*EXERCISE DETAILS:*
Below are records; count the lines that contain "гравировок" and give only the total.
-- Start of MATERIALS PROVIDED --
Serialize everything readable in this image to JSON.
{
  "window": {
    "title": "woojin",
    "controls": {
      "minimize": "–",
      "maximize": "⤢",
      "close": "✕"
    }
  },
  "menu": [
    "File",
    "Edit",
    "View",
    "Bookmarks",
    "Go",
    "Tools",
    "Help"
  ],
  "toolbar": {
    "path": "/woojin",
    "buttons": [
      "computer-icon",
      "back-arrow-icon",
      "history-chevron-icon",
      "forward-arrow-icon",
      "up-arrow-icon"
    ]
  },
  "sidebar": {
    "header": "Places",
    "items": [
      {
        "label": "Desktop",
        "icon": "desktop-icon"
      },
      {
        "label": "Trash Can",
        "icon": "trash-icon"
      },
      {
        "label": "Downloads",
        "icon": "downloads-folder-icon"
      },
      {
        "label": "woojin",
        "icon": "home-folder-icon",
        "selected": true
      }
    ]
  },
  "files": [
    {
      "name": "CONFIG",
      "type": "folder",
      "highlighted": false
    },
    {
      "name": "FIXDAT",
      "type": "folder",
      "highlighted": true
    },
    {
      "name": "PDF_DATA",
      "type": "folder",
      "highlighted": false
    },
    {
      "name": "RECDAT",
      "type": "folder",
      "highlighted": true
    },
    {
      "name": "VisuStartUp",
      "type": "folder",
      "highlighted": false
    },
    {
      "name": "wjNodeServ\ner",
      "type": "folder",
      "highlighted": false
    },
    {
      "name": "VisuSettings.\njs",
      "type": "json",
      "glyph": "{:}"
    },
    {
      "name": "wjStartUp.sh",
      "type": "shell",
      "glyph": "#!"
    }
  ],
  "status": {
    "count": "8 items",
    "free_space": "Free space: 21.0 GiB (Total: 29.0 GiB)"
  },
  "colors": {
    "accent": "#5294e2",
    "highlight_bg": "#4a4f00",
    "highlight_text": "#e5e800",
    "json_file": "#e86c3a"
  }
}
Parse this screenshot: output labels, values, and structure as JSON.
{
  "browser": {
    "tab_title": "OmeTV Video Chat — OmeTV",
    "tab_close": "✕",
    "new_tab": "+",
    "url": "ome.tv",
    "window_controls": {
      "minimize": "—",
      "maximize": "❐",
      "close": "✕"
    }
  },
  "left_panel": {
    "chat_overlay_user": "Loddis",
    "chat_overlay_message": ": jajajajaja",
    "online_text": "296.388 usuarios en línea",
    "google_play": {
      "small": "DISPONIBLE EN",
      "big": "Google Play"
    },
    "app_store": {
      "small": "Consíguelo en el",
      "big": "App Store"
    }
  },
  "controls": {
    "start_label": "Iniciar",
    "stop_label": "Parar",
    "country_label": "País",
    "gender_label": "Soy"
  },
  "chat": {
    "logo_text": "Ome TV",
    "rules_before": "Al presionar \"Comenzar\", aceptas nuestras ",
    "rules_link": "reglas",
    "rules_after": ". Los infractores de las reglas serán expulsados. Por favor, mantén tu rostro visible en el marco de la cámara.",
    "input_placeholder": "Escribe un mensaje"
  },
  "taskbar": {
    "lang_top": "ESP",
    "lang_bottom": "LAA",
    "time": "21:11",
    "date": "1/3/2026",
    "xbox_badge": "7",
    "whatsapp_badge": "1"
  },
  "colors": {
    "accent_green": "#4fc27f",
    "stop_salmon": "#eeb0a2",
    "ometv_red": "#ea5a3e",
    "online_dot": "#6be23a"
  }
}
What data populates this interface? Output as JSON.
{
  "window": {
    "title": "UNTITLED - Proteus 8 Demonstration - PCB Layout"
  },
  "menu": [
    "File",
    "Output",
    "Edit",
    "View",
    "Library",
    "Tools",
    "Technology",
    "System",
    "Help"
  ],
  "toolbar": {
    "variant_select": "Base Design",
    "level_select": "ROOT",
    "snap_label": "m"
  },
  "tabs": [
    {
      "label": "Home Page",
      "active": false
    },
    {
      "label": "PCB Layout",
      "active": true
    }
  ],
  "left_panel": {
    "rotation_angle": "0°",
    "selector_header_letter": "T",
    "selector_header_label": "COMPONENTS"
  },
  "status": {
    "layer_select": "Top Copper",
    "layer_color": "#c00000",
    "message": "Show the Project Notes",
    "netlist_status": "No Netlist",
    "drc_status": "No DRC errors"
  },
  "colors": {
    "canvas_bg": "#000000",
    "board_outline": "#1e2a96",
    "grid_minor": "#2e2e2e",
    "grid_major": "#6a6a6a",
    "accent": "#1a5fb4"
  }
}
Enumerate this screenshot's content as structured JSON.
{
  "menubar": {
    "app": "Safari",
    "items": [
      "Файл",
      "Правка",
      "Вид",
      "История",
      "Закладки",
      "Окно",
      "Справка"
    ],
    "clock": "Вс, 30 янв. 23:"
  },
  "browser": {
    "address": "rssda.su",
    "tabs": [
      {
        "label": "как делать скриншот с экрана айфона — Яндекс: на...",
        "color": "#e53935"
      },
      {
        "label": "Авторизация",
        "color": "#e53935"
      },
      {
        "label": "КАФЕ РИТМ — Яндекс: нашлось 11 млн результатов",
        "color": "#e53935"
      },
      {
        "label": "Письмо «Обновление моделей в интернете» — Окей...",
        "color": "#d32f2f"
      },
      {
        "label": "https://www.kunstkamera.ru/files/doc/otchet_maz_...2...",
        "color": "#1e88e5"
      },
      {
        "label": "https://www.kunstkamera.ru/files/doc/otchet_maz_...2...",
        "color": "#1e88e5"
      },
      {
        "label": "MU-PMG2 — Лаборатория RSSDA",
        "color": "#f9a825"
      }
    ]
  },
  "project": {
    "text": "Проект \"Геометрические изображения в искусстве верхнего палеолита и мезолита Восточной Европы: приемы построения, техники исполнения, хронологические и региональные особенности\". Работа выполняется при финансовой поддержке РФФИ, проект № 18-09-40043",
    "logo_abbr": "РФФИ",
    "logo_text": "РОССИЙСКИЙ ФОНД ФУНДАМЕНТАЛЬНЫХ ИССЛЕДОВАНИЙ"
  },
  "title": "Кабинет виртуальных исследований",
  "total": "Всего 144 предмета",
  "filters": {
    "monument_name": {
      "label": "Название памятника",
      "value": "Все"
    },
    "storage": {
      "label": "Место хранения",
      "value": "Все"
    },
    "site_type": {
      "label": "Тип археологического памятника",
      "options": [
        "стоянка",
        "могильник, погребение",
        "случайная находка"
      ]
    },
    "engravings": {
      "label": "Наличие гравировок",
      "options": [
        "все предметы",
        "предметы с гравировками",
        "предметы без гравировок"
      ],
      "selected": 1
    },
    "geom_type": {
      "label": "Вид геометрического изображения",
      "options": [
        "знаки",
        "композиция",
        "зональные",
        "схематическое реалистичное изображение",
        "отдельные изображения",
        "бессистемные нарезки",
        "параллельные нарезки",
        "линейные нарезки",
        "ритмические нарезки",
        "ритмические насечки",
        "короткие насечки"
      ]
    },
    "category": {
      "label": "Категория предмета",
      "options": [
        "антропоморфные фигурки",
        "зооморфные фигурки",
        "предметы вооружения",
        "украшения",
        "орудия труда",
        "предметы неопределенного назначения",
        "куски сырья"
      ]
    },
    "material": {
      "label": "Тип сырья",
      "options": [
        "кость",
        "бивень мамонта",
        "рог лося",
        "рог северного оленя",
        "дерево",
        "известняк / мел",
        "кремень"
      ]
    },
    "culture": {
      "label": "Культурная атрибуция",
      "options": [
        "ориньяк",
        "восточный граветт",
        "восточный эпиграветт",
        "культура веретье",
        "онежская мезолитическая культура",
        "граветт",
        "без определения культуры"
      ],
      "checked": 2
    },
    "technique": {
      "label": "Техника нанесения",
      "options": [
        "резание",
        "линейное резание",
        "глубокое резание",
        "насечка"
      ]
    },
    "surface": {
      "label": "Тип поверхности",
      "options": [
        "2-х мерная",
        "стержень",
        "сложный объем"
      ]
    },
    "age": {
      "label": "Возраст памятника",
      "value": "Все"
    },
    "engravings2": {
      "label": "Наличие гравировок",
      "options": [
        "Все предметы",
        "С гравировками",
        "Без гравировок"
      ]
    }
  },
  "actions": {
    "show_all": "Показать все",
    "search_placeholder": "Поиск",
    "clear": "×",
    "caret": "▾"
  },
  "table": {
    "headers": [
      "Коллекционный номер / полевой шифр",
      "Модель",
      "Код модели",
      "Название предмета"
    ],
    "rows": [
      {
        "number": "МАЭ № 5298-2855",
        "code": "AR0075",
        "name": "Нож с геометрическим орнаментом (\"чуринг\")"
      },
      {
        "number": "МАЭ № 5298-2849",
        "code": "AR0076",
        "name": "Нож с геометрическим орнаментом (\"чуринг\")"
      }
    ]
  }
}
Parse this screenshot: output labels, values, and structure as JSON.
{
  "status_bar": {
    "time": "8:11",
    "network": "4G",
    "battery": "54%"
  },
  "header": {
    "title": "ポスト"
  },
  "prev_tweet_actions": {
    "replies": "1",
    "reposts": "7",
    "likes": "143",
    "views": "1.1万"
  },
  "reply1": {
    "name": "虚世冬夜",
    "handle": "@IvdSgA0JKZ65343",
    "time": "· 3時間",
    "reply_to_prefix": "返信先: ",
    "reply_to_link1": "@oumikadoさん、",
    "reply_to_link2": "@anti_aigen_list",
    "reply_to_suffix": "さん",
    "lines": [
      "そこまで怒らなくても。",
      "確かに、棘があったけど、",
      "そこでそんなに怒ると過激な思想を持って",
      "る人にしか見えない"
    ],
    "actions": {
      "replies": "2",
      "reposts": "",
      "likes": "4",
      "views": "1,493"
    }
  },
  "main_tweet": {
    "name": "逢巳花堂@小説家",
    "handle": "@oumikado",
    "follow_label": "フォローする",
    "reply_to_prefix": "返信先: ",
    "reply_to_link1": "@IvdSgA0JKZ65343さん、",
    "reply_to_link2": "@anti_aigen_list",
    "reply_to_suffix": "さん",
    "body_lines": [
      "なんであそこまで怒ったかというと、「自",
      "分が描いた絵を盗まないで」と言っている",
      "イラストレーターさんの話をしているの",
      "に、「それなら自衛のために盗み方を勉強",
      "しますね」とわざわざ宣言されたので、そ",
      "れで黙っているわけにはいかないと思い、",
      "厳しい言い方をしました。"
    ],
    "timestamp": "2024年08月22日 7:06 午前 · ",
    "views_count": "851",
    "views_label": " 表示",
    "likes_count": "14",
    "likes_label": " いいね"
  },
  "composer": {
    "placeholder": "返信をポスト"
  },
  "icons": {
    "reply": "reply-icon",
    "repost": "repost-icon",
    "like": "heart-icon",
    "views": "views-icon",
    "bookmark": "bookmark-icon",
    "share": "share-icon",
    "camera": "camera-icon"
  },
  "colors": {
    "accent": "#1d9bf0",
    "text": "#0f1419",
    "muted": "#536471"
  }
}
-- End of MATERIALS PROVIDED --
*TASK ANSWER:*
4